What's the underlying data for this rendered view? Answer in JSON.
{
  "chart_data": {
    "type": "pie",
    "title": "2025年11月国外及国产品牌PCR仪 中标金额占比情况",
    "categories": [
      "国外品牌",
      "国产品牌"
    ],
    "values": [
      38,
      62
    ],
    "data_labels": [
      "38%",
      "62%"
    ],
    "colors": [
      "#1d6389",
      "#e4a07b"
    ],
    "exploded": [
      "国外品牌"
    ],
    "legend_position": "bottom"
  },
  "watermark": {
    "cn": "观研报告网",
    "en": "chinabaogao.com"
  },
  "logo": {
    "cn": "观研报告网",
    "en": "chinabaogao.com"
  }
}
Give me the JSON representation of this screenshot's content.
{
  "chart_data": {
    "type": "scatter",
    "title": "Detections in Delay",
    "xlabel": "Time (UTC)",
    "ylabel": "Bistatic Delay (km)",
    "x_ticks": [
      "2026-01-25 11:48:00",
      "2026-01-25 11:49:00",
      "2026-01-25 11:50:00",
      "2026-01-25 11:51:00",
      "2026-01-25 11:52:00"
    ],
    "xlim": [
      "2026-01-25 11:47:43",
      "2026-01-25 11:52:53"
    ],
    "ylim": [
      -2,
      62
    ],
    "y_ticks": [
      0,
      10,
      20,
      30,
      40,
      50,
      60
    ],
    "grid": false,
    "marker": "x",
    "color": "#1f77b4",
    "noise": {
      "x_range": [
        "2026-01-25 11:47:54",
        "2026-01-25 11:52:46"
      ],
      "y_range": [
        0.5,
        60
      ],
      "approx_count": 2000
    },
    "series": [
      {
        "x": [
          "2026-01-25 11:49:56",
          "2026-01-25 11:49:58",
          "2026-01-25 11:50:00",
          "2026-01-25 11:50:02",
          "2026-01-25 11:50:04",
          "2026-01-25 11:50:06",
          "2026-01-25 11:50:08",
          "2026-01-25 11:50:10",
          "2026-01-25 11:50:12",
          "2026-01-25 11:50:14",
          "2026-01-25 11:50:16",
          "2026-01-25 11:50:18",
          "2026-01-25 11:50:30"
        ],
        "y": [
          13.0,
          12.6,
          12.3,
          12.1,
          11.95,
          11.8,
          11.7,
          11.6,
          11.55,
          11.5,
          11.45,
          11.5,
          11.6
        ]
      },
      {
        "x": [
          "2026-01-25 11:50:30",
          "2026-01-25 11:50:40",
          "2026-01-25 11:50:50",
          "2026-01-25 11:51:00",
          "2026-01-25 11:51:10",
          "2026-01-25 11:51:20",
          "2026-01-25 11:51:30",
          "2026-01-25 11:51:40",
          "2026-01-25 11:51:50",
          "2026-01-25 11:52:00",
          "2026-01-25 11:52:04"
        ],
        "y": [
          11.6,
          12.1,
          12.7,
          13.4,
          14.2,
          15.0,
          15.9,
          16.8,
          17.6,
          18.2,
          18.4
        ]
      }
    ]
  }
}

# Required task
For each line above that contains the word "title", copy that line.

# Solution to the exercise
    "title": "2025年11月国外及国产品牌PCR仪 中标金额占比情况",
    "title": "Detections in Delay",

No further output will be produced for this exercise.